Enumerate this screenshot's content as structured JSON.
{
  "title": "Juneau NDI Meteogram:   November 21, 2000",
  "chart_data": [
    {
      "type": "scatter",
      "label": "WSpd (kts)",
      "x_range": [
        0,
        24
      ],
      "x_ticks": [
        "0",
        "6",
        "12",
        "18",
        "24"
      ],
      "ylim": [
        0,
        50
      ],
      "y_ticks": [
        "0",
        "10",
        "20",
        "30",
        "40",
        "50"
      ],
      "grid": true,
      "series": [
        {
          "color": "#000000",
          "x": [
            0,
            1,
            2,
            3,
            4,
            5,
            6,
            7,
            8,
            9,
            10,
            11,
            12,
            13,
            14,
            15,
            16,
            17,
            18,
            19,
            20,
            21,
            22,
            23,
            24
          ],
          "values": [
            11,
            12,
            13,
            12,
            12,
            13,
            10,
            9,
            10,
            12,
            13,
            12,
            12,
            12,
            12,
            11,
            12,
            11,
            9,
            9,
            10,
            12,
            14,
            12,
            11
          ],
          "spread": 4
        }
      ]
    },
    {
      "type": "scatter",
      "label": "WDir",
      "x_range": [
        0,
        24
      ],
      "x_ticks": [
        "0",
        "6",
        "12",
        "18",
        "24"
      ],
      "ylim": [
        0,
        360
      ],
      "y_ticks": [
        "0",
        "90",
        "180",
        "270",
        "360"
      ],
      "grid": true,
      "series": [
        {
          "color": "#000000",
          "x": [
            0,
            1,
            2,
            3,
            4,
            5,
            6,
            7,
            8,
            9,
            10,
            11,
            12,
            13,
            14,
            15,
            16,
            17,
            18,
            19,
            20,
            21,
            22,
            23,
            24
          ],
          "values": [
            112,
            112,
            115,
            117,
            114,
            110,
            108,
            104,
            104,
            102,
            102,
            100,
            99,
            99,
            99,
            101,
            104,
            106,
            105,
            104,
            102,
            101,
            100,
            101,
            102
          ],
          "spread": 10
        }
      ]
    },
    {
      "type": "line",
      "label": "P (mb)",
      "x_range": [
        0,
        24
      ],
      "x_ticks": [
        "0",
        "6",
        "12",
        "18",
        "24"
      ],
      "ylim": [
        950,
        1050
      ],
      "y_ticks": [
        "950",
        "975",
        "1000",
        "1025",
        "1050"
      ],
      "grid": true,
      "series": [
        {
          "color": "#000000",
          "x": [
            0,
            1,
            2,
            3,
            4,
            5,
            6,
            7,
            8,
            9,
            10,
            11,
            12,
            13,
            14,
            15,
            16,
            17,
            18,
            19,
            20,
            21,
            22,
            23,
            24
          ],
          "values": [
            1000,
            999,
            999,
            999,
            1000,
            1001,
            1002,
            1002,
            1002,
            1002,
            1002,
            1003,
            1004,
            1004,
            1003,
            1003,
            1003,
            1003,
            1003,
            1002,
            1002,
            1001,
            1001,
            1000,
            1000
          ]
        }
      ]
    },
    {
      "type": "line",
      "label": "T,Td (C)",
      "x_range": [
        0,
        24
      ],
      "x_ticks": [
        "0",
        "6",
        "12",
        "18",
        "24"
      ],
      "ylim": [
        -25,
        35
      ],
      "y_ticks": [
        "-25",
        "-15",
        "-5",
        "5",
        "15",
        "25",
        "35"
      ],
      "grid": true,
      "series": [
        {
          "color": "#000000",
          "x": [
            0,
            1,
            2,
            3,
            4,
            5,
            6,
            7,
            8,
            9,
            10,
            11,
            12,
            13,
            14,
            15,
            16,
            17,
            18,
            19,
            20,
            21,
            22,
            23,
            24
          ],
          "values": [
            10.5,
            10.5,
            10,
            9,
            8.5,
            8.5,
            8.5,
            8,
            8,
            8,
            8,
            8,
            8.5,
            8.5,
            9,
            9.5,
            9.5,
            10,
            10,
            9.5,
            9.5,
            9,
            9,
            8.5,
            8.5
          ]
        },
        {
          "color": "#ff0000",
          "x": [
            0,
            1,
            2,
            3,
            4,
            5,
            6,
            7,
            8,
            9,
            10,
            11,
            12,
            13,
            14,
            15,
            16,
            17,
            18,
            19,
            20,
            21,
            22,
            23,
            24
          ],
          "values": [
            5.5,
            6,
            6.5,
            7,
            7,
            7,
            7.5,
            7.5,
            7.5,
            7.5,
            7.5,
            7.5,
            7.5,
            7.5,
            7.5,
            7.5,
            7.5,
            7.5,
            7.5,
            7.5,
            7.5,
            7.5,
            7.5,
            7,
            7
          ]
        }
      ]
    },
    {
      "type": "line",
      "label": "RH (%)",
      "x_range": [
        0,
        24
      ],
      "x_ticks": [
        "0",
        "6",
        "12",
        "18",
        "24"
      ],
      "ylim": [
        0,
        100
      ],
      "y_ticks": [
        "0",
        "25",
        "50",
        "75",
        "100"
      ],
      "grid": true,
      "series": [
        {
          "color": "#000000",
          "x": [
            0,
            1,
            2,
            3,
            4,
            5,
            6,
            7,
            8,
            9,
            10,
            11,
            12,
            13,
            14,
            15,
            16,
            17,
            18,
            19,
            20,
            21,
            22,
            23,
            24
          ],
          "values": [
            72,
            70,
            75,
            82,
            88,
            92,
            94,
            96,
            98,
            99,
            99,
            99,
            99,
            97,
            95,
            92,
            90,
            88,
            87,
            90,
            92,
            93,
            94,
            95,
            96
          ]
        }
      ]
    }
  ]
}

+===+

**The task**. Return all the data exactly as given.

**Correct result**.
Enumerate this screenshot's content as structured JSON.
{
  "title": "Juneau NDI Meteogram:   November 21, 2000",
  "chart_data": [
    {
      "type": "scatter",
      "label": "WSpd (kts)",
      "x_range": [
        0,
        24
      ],
      "x_ticks": [
        "0",
        "6",
        "12",
        "18",
        "24"
      ],
      "ylim": [
        0,
        50
      ],
      "y_ticks": [
        "0",
        "10",
        "20",
        "30",
        "40",
        "50"
      ],
      "grid": true,
      "series": [
        {
          "color": "#000000",
          "x": [
            0,
            1,
            2,
            3,
            4,
            5,
            6,
            7,
            8,
            9,
            10,
            11,
            12,
            13,
            14,
            15,
            16,
            17,
            18,
            19,
            20,
            21,
            22,
            23,
            24
          ],
          "values": [
            11,
            12,
            13,
            12,
            12,
            13,
            10,
            9,
            10,
            12,
            13,
            12,
            12,
            12,
            12,
            11,
            12,
            11,
            9,
            9,
            10,
            12,
            14,
            12,
            11
          ],
          "spread": 4
        }
      ]
    },
    {
      "type": "scatter",
      "label": "WDir",
      "x_range": [
        0,
        24
      ],
      "x_ticks": [
        "0",
        "6",
        "12",
        "18",
        "24"
      ],
      "ylim": [
        0,
        360
      ],
      "y_ticks": [
        "0",
        "90",
        "180",
        "270",
        "360"
      ],
      "grid": true,
      "series": [
        {
          "color": "#000000",
          "x": [
            0,
            1,
            2,
            3,
            4,
            5,
            6,
            7,
            8,
            9,
            10,
            11,
            12,
            13,
            14,
            15,
            16,
            17,
            18,
            19,
            20,
            21,
            22,
            23,
            24
          ],
          "values": [
            112,
            112,
            115,
            117,
            114,
            110,
            108,
            104,
            104,
            102,
            102,
            100,
            99,
            99,
            99,
            101,
            104,
            106,
            105,
            104,
            102,
            101,
            100,
            101,
            102
          ],
          "spread": 10
        }
      ]
    },
    {
      "type": "line",
      "label": "P (mb)",
      "x_range": [
        0,
        24
      ],
      "x_ticks": [
        "0",
        "6",
        "12",
        "18",
        "24"
      ],
      "ylim": [
        950,
        1050
      ],
      "y_ticks": [
        "950",
        "975",
        "1000",
        "1025",
        "1050"
      ],
      "grid": true,
      "series": [
        {
          "color": "#000000",
          "x": [
            0,
            1,
            2,
            3,
            4,
            5,
            6,
            7,
            8,
            9,
            10,
            11,
            12,
            13,
            14,
            15,
            16,
            17,
            18,
            19,
            20,
            21,
            22,
            23,
            24
          ],
          "values": [
            1000,
            999,
            999,
            999,
            1000,
            1001,
            1002,
            1002,
            1002,
            1002,
            1002,
            1003,
            1004,
            1004,
            1003,
            1003,
            1003,
            1003,
            1003,
            1002,
            1002,
            1001,
            1001,
            1000,
            1000
          ]
        }
      ]
    },
    {
      "type": "line",
      "label": "T,Td (C)",
      "x_range": [
        0,
        24
      ],
      "x_ticks": [
        "0",
        "6",
        "12",
        "18",
        "24"
      ],
      "ylim": [
        -25,
        35
      ],
      "y_ticks": [
        "-25",
        "-15",
        "-5",
        "5",
        "15",
        "25",
        "35"
      ],
      "grid": true,
      "series": [
        {
          "color": "#000000",
          "x": [
            0,
            1,
            2,
            3,
            4,
            5,
            6,
            7,
            8,
            9,
            10,
            11,
            12,
            13,
            14,
            15,
            16,
            17,
            18,
            19,
            20,
            21,
            22,
            23,
            24
          ],
          "values": [
            10.5,
            10.5,
            10,
            9,
            8.5,
            8.5,
            8.5,
            8,
            8,
            8,
            8,
            8,
            8.5,
            8.5,
            9,
            9.5,
            9.5,
            10,
            10,
            9.5,
            9.5,
            9,
            9,
            8.5,
            8.5
          ]
        },
        {
          "color": "#ff0000",
          "x": [
            0,
            1,
            2,
            3,
            4,
            5,
            6,
            7,
            8,
            9,
            10,
            11,
            12,
            13,
            14,
            15,
            16,
            17,
            18,
            19,
            20,
            21,
            22,
            23,
            24
          ],
          "values": [
            5.5,
            6,
            6.5,
            7,
            7,
            7,
            7.5,
            7.5,
            7.5,
            7.5,
            7.5,
            7.5,
            7.5,
            7.5,
            7.5,
            7.5,
            7.5,
            7.5,
            7.5,
            7.5,
            7.5,
            7.5,
            7.5,
            7,
            7
          ]
        }
      ]
    },
    {
      "type": "line",
      "label": "RH (%)",
      "x_range": [
        0,
        24
      ],
      "x_ticks": [
        "0",
        "6",
        "12",
        "18",
        "24"
      ],
      "ylim": [
        0,
        100
      ],
      "y_ticks": [
        "0",
        "25",
        "50",
        "75",
        "100"
      ],
      "grid": true,
      "series": [
        {
          "color": "#000000",
          "x": [
            0,
            1,
            2,
            3,
            4,
            5,
            6,
            7,
            8,
            9,
            10,
            11,
            12,
            13,
            14,
            15,
            16,
            17,
            18,
            19,
            20,
            21,
            22,
            23,
            24
          ],
          "values": [
            72,
            70,
            75,
            82,
            88,
            92,
            94,
            96,
            98,
            99,
            99,
            99,
            99,
            97,
            95,
            92,
            90,
            88,
            87,
            90,
            92,
            93,
            94,
            95,
            96
          ]
        }
      ]
    }
  ]
}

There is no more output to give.